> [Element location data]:
--------------------------------

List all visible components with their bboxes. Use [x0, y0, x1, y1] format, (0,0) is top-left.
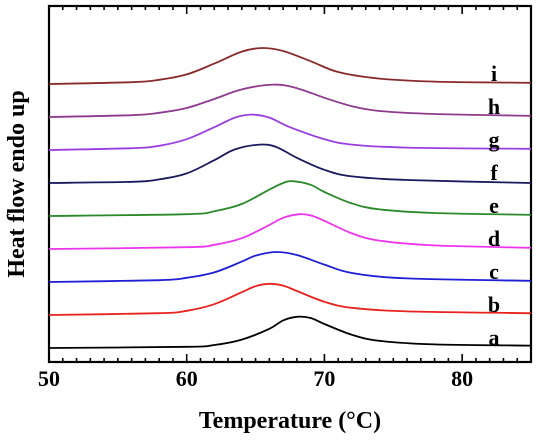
- y-axis-title: Heat flow endo up: [4, 90, 30, 277]
- curve-a: [48, 315, 532, 349]
- x-tick-label: 60: [176, 366, 198, 391]
- x-axis-title: Temperature (°C): [199, 408, 381, 434]
- curve-f: [48, 143, 532, 184]
- curve-d: [48, 213, 532, 250]
- curve-label-b: b: [488, 292, 500, 317]
- curve-e: [48, 180, 532, 217]
- x-tick-label: 80: [451, 366, 473, 391]
- curve-label-e: e: [489, 193, 499, 218]
- x-tick-label: 50: [38, 366, 60, 391]
- curve-label-f: f: [490, 160, 498, 185]
- curve-label-a: a: [489, 325, 500, 350]
- plot-frame: [47, 4, 533, 364]
- curve-g: [48, 113, 532, 151]
- curve-label-g: g: [489, 127, 500, 152]
- curve-label-i: i: [491, 61, 497, 86]
- curve-i: [48, 47, 532, 85]
- curve-b: [48, 282, 532, 316]
- curve-label-c: c: [489, 259, 499, 284]
- axes: 50 60 70 80: [38, 4, 533, 391]
- curve-c: [48, 251, 532, 283]
- curve-h: [48, 83, 532, 118]
- curves: [48, 47, 532, 349]
- curve-label-h: h: [488, 94, 500, 119]
- curve-label-d: d: [488, 226, 500, 251]
- x-tick-label: 70: [313, 366, 335, 391]
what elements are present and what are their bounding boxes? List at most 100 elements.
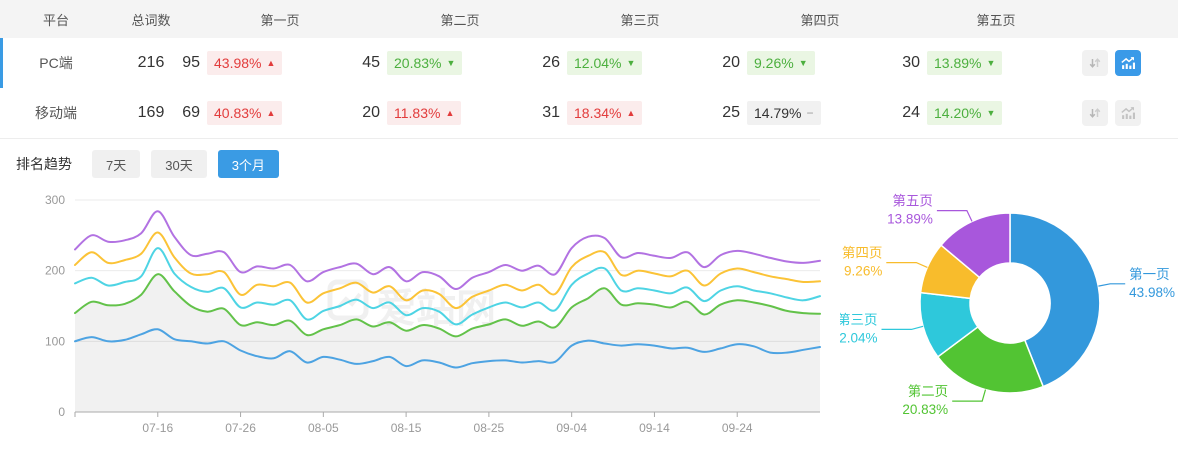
x-axis-label: 09-04 xyxy=(556,421,587,435)
page-1-cell: 69 40.83% ▲ xyxy=(182,101,370,125)
column-header-7: 第五页 xyxy=(976,12,1016,28)
change-badge: 20.83% ▼ xyxy=(387,51,463,75)
change-badge: 14.20% ▼ xyxy=(927,101,1003,125)
column-header-1: 平台 xyxy=(42,12,69,28)
tab-7天[interactable]: 7天 xyxy=(92,150,141,178)
label-leader-line xyxy=(1098,283,1126,287)
change-badge: 12.04% ▼ xyxy=(567,51,643,75)
trend-chart-icon xyxy=(1121,57,1135,69)
page-3-cell: 26 12.04% ▼ xyxy=(542,51,730,75)
trend-chart-button[interactable] xyxy=(1115,50,1141,76)
page-5-cell: 30 13.89% ▼ xyxy=(902,51,1082,75)
down-arrow-icon: ▼ xyxy=(986,107,996,118)
column-header-6: 第四页 xyxy=(800,12,840,28)
x-axis-label: 09-14 xyxy=(639,421,670,435)
page-count: 26 xyxy=(542,54,560,71)
slice-label-name: 第二页 xyxy=(908,383,949,399)
page-2-cell: 20 11.83% ▲ xyxy=(362,101,550,125)
slice-label-name: 第四页 xyxy=(842,245,883,261)
slice-label-percent: 20.83% xyxy=(902,402,948,417)
label-leader-line xyxy=(936,209,973,222)
trend-tabbar: 排名趋势 7天 30天 3个月 xyxy=(16,150,290,178)
down-arrow-icon: ▼ xyxy=(798,57,808,68)
sort-arrows-icon xyxy=(1089,58,1101,68)
page-5-cell: 24 14.20% ▼ xyxy=(902,101,1082,125)
tab-3个月[interactable]: 3个月 xyxy=(217,150,279,178)
column-header-3: 第一页 xyxy=(260,12,300,28)
change-percent: 12.04% xyxy=(574,55,622,71)
row-actions xyxy=(1082,100,1178,126)
page-4-cell: 20 9.26% ▼ xyxy=(722,51,910,75)
change-percent: 43.98% xyxy=(214,55,262,71)
down-arrow-icon: ▼ xyxy=(446,57,456,68)
change-percent: 18.34% xyxy=(574,105,622,121)
x-axis-label: 08-05 xyxy=(308,421,339,435)
page-4-cell: 25 14.79% − xyxy=(722,101,910,125)
page-count: 25 xyxy=(722,104,740,121)
table-row-pc[interactable]: PC端 216 95 43.98% ▲ 45 20.83% ▼ xyxy=(0,38,1178,89)
page-count: 20 xyxy=(722,54,740,71)
platform-label: 移动端 xyxy=(35,105,77,121)
table-header: 平台 总词数 第一页 第二页 第三页 第四页 第五页 xyxy=(0,0,1178,39)
slice-label-name: 第三页 xyxy=(840,311,877,327)
label-leader-line xyxy=(952,389,987,402)
slice-label-percent: 9.26% xyxy=(844,264,882,279)
total-words: 169 xyxy=(137,104,165,121)
row-actions xyxy=(1082,50,1178,76)
page-count: 20 xyxy=(362,104,380,121)
pie-slice-第五页[interactable] xyxy=(940,212,1011,279)
change-badge: 9.26% ▼ xyxy=(747,51,815,75)
series-line-第三页 xyxy=(74,247,821,326)
down-arrow-icon: ▼ xyxy=(986,57,996,68)
y-axis-label: 100 xyxy=(45,334,65,348)
trend-chart-icon xyxy=(1121,107,1135,119)
platform-label: PC端 xyxy=(39,55,73,71)
trend-title: 排名趋势 xyxy=(16,156,72,172)
page-count: 30 xyxy=(902,54,920,71)
column-header-2: 总词数 xyxy=(131,12,171,28)
change-badge: 40.83% ▲ xyxy=(207,101,283,125)
column-header-5: 第三页 xyxy=(620,12,660,28)
table-row-mobile[interactable]: 移动端 169 69 40.83% ▲ 20 11.83% ▲ xyxy=(0,88,1178,139)
page-2-cell: 45 20.83% ▼ xyxy=(362,51,550,75)
slice-label-percent: 13.89% xyxy=(887,212,933,227)
page-1-cell: 95 43.98% ▲ xyxy=(182,51,370,75)
sort-button[interactable] xyxy=(1082,100,1108,126)
page-count: 24 xyxy=(902,104,920,121)
change-badge: 18.34% ▲ xyxy=(567,101,643,125)
pie-chart[interactable]: 第一页 43.98% 第二页 20.83% 第三页 12.04% 第四页 9.26% 第五页 13… xyxy=(840,150,1178,454)
change-badge: 13.89% ▼ xyxy=(927,51,1003,75)
sort-button[interactable] xyxy=(1082,50,1108,76)
area-fill xyxy=(75,274,820,412)
y-axis-label: 300 xyxy=(45,193,65,207)
slice-label-name: 第五页 xyxy=(892,193,933,209)
slice-label-percent: 12.04% xyxy=(840,330,877,345)
page-count: 95 xyxy=(182,54,200,71)
change-percent: 9.26% xyxy=(754,55,794,71)
up-arrow-icon: ▲ xyxy=(266,57,276,68)
change-badge: 11.83% ▲ xyxy=(387,101,462,125)
x-axis-label: 07-26 xyxy=(225,421,256,435)
down-arrow-icon: ▼ xyxy=(626,57,636,68)
change-percent: 13.89% xyxy=(934,55,982,71)
page-count: 31 xyxy=(542,104,560,121)
x-axis-label: 08-15 xyxy=(391,421,422,435)
series-line-第二页 xyxy=(74,273,821,338)
y-axis-label: 200 xyxy=(45,264,65,278)
change-percent: 14.20% xyxy=(934,105,982,121)
up-arrow-icon: ▲ xyxy=(626,107,636,118)
x-axis-label: 08-25 xyxy=(474,421,505,435)
up-arrow-icon: ▲ xyxy=(266,107,276,118)
change-percent: 20.83% xyxy=(394,55,442,71)
page-count: 69 xyxy=(182,104,200,121)
column-header-4: 第二页 xyxy=(440,12,480,28)
tab-30天[interactable]: 30天 xyxy=(151,150,207,178)
x-axis-label: 07-16 xyxy=(142,421,173,435)
pie-slice-第二页[interactable] xyxy=(936,325,1045,394)
x-axis-label: 09-24 xyxy=(722,421,753,435)
pie-slice-第一页[interactable] xyxy=(1009,212,1101,388)
trend-chart-button[interactable] xyxy=(1115,100,1141,126)
series-line-第一页 xyxy=(74,328,821,369)
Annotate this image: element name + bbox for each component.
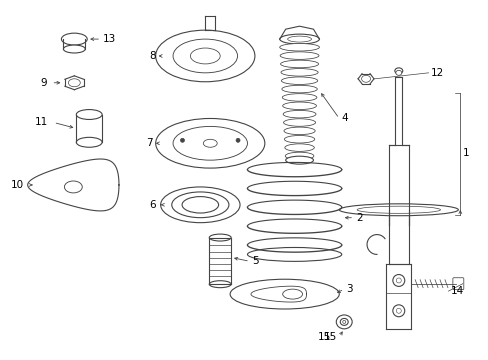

--------------------------------

> [Exercise instructions]: Retype all of these lines exactly as they appear, but leave the pictures out of your answer.

> [Reply]:
List all visible components with their bboxes. Use [x0, y0, x1, y1] format, (0,0) is top-left.
- y-axis-title: Heat flow endo up: [4, 90, 30, 277]
- curve-a: [48, 315, 532, 349]
- x-tick-label: 60: [176, 366, 198, 391]
- x-axis-title: Temperature (°C): [199, 408, 381, 434]
- curve-f: [48, 143, 532, 184]
- curve-d: [48, 213, 532, 250]
- curve-label-b: b: [488, 292, 500, 317]
- curve-e: [48, 180, 532, 217]
- x-tick-label: 80: [451, 366, 473, 391]
- curve-label-e: e: [489, 193, 499, 218]
- x-tick-label: 50: [38, 366, 60, 391]
- curve-label-f: f: [490, 160, 498, 185]
- curve-label-a: a: [489, 325, 500, 350]
- plot-frame: [47, 4, 533, 364]
- curve-g: [48, 113, 532, 151]
- curve-label-g: g: [489, 127, 500, 152]
- curve-label-i: i: [491, 61, 497, 86]
- curve-i: [48, 47, 532, 85]
- curve-b: [48, 282, 532, 316]
- curve-label-c: c: [489, 259, 499, 284]
- axes: 50 60 70 80: [38, 4, 533, 391]
- curve-c: [48, 251, 532, 283]
- curve-h: [48, 83, 532, 118]
- curves: [48, 47, 532, 349]
- curve-label-h: h: [488, 94, 500, 119]
- curve-label-d: d: [488, 226, 500, 251]
- x-tick-label: 70: [313, 366, 335, 391]
what elements are present and what are their bounding boxes? List at most 100 elements.
x-axis-label: 09-04 xyxy=(556,421,587,435)
page-1-cell: 69 40.83% ▲ xyxy=(182,101,370,125)
column-header-7: 第五页 xyxy=(976,12,1016,28)
change-badge: 20.83% ▼ xyxy=(387,51,463,75)
change-badge: 14.20% ▼ xyxy=(927,101,1003,125)
column-header-1: 平台 xyxy=(42,12,69,28)
tab-7天[interactable]: 7天 xyxy=(92,150,141,178)
label-leader-line xyxy=(1098,283,1126,287)
change-badge: 12.04% ▼ xyxy=(567,51,643,75)
trend-chart-icon xyxy=(1121,57,1135,69)
page-3-cell: 26 12.04% ▼ xyxy=(542,51,730,75)
trend-chart-button[interactable] xyxy=(1115,50,1141,76)
page-5-cell: 30 13.89% ▼ xyxy=(902,51,1082,75)
down-arrow-icon: ▼ xyxy=(986,107,996,118)
column-header-6: 第四页 xyxy=(800,12,840,28)
x-axis-label: 09-14 xyxy=(639,421,670,435)
page-count: 26 xyxy=(542,54,560,71)
slice-label-name: 第二页 xyxy=(908,383,949,399)
page-2-cell: 20 11.83% ▲ xyxy=(362,101,550,125)
slice-label-name: 第四页 xyxy=(842,245,883,261)
slice-label-percent: 20.83% xyxy=(902,402,948,417)
label-leader-line xyxy=(936,209,973,222)
trend-tabbar: 排名趋势 7天 30天 3个月 xyxy=(16,150,290,178)
down-arrow-icon: ▼ xyxy=(798,57,808,68)
sort-arrows-icon xyxy=(1089,58,1101,68)
page-5-cell: 24 14.20% ▼ xyxy=(902,101,1082,125)
tab-3个月[interactable]: 3个月 xyxy=(217,150,279,178)
column-header-3: 第一页 xyxy=(260,12,300,28)
change-percent: 12.04% xyxy=(574,55,622,71)
row-actions xyxy=(1082,100,1178,126)
page-4-cell: 20 9.26% ▼ xyxy=(722,51,910,75)
change-percent: 43.98% xyxy=(214,55,262,71)
down-arrow-icon: ▼ xyxy=(446,57,456,68)
change-percent: 18.34% xyxy=(574,105,622,121)
x-axis-label: 08-05 xyxy=(308,421,339,435)
page-4-cell: 25 14.79% − xyxy=(722,101,910,125)
page-count: 25 xyxy=(722,104,740,121)
table-row-pc[interactable]: PC端 216 95 43.98% ▲ 45 20.83% ▼ xyxy=(0,38,1178,89)
page-count: 20 xyxy=(722,54,740,71)
platform-label: 移动端 xyxy=(35,105,77,121)
table-header: 平台 总词数 第一页 第二页 第三页 第四页 第五页 xyxy=(0,0,1178,39)
slice-label-name: 第三页 xyxy=(840,311,877,327)
label-leader-line xyxy=(952,389,987,402)
slice-label-percent: 9.26% xyxy=(844,264,882,279)
total-words: 169 xyxy=(137,104,165,121)
row-actions xyxy=(1082,50,1178,76)
page-count: 20 xyxy=(362,104,380,121)
pie-slice-第五页[interactable] xyxy=(940,212,1011,279)
change-badge: 9.26% ▼ xyxy=(747,51,815,75)
series-line-第三页 xyxy=(74,247,821,326)
down-arrow-icon: ▼ xyxy=(986,57,996,68)
y-axis-label: 100 xyxy=(45,334,65,348)
trend-chart-icon xyxy=(1121,107,1135,119)
platform-label: PC端 xyxy=(39,55,73,71)
trend-title: 排名趋势 xyxy=(16,156,72,172)
page-count: 30 xyxy=(902,54,920,71)
column-header-2: 总词数 xyxy=(131,12,171,28)
change-badge: 40.83% ▲ xyxy=(207,101,283,125)
column-header-5: 第三页 xyxy=(620,12,660,28)
table-row-mobile[interactable]: 移动端 169 69 40.83% ▲ 20 11.83% ▲ xyxy=(0,88,1178,139)
page-2-cell: 45 20.83% ▼ xyxy=(362,51,550,75)
slice-label-percent: 13.89% xyxy=(887,212,933,227)
page-1-cell: 95 43.98% ▲ xyxy=(182,51,370,75)
sort-button[interactable] xyxy=(1082,100,1108,126)
page-count: 24 xyxy=(902,104,920,121)
change-badge: 18.34% ▲ xyxy=(567,101,643,125)
pie-chart[interactable]: 第一页 43.98% 第二页 20.83% 第三页 12.04% 第四页 9.26% 第五页 13… xyxy=(840,150,1178,454)
change-badge: 13.89% ▼ xyxy=(927,51,1003,75)
sort-button[interactable] xyxy=(1082,50,1108,76)
area-fill xyxy=(75,274,820,412)
y-axis-label: 300 xyxy=(45,193,65,207)
slice-label-name: 第五页 xyxy=(892,193,933,209)
slice-label-percent: 12.04% xyxy=(840,330,877,345)
page-count: 95 xyxy=(182,54,200,71)
change-percent: 9.26% xyxy=(754,55,794,71)
up-arrow-icon: ▲ xyxy=(266,57,276,68)
change-badge: 11.83% ▲ xyxy=(387,101,462,125)
x-axis-label: 07-26 xyxy=(225,421,256,435)
down-arrow-icon: ▼ xyxy=(626,57,636,68)
change-percent: 13.89% xyxy=(934,55,982,71)
page-count: 31 xyxy=(542,104,560,121)
x-axis-label: 08-15 xyxy=(391,421,422,435)
series-line-第二页 xyxy=(74,273,821,338)
y-axis-label: 200 xyxy=(45,264,65,278)
change-percent: 14.20% xyxy=(934,105,982,121)
up-arrow-icon: ▲ xyxy=(626,107,636,118)
x-axis-label: 08-25 xyxy=(474,421,505,435)
up-arrow-icon: ▲ xyxy=(266,107,276,118)
change-percent: 20.83% xyxy=(394,55,442,71)
page-count: 69 xyxy=(182,104,200,121)
column-header-4: 第二页 xyxy=(440,12,480,28)
tab-30天[interactable]: 30天 xyxy=(151,150,207,178)
x-axis-label: 07-16 xyxy=(142,421,173,435)
pie-slice-第二页[interactable] xyxy=(936,325,1045,394)
x-axis-label: 09-24 xyxy=(722,421,753,435)
pie-slice-第一页[interactable] xyxy=(1009,212,1101,388)
trend-chart-button[interactable] xyxy=(1115,100,1141,126)
series-line-第一页 xyxy=(74,328,821,369)
Annotate this image: element name + bbox for each component.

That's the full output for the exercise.